**WRITTEN REQUEST:**
Each line below must be set down exactly; omit any image you find.

**DATA FOR THE TASK:**
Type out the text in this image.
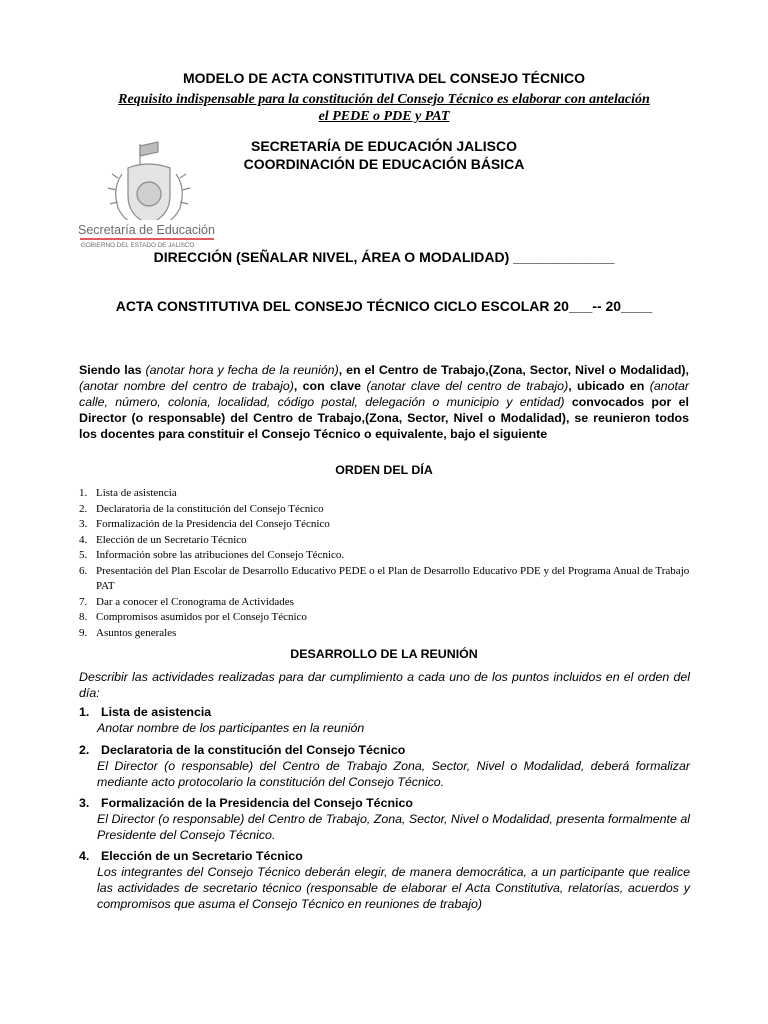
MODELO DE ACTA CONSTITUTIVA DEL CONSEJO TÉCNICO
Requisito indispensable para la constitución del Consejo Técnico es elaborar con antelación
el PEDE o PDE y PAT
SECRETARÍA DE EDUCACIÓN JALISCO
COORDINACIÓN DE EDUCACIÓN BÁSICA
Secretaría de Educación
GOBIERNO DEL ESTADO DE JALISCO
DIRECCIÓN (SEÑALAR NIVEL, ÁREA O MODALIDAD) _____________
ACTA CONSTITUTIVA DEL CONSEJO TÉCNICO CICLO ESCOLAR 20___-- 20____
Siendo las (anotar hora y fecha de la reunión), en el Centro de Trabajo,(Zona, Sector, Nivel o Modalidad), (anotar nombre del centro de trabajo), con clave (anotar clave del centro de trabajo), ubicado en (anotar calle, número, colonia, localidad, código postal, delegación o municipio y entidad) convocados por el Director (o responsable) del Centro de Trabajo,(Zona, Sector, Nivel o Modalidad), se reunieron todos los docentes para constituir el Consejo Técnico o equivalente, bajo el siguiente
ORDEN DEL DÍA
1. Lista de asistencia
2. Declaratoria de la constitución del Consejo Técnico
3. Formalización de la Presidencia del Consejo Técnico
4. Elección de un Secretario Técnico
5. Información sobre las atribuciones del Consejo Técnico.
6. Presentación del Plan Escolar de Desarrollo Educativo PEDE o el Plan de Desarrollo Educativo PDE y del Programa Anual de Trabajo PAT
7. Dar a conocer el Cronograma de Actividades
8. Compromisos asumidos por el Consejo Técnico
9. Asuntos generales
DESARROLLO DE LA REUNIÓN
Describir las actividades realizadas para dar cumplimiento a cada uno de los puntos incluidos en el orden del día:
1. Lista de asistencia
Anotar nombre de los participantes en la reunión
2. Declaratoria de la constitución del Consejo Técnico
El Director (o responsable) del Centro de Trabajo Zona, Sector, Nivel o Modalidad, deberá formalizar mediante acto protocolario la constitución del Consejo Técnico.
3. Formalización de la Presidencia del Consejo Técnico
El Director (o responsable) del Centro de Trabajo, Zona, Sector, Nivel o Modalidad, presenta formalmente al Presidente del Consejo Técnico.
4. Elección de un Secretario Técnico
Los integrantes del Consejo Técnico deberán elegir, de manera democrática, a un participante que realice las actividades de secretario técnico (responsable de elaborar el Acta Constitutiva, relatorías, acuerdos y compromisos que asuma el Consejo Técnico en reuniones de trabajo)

**RESPONSE TO THIS TASK:**
Type out the text in this image.
MODELO DE ACTA CONSTITUTIVA DEL CONSEJO TÉCNICO
Requisito indispensable para la constitución del Consejo Técnico es elaborar con antelación
el PEDE o PDE y PAT
SECRETARÍA DE EDUCACIÓN JALISCO
COORDINACIÓN DE EDUCACIÓN BÁSICA
Secretaría de Educación
GOBIERNO DEL ESTADO DE JALISCO
DIRECCIÓN (SEÑALAR NIVEL, ÁREA O MODALIDAD) _____________
ACTA CONSTITUTIVA DEL CONSEJO TÉCNICO CICLO ESCOLAR 20___-- 20____
Siendo las (anotar hora y fecha de la reunión), en el Centro de Trabajo,(Zona, Sector, Nivel o Modalidad), (anotar nombre del centro de trabajo), con clave (anotar clave del centro de trabajo), ubicado en (anotar calle, número, colonia, localidad, código postal, delegación o municipio y entidad) convocados por el Director (o responsable) del Centro de Trabajo,(Zona, Sector, Nivel o Modalidad), se reunieron todos los docentes para constituir el Consejo Técnico o equivalente, bajo el siguiente
ORDEN DEL DÍA
1. Lista de asistencia
2. Declaratoria de la constitución del Consejo Técnico
3. Formalización de la Presidencia del Consejo Técnico
4. Elección de un Secretario Técnico
5. Información sobre las atribuciones del Consejo Técnico.
6. Presentación del Plan Escolar de Desarrollo Educativo PEDE o el Plan de Desarrollo Educativo PDE y del Programa Anual de Trabajo PAT
7. Dar a conocer el Cronograma de Actividades
8. Compromisos asumidos por el Consejo Técnico
9. Asuntos generales
DESARROLLO DE LA REUNIÓN
Describir las actividades realizadas para dar cumplimiento a cada uno de los puntos incluidos en el orden del día:
1. Lista de asistencia
Anotar nombre de los participantes en la reunión
2. Declaratoria de la constitución del Consejo Técnico
El Director (o responsable) del Centro de Trabajo Zona, Sector, Nivel o Modalidad, deberá formalizar mediante acto protocolario la constitución del Consejo Técnico.
3. Formalización de la Presidencia del Consejo Técnico
El Director (o responsable) del Centro de Trabajo, Zona, Sector, Nivel o Modalidad, presenta formalmente al Presidente del Consejo Técnico.
4. Elección de un Secretario Técnico
Los integrantes del Consejo Técnico deberán elegir, de manera democrática, a un participante que realice las actividades de secretario técnico (responsable de elaborar el Acta Constitutiva, relatorías, acuerdos y compromisos que asuma el Consejo Técnico en reuniones de trabajo)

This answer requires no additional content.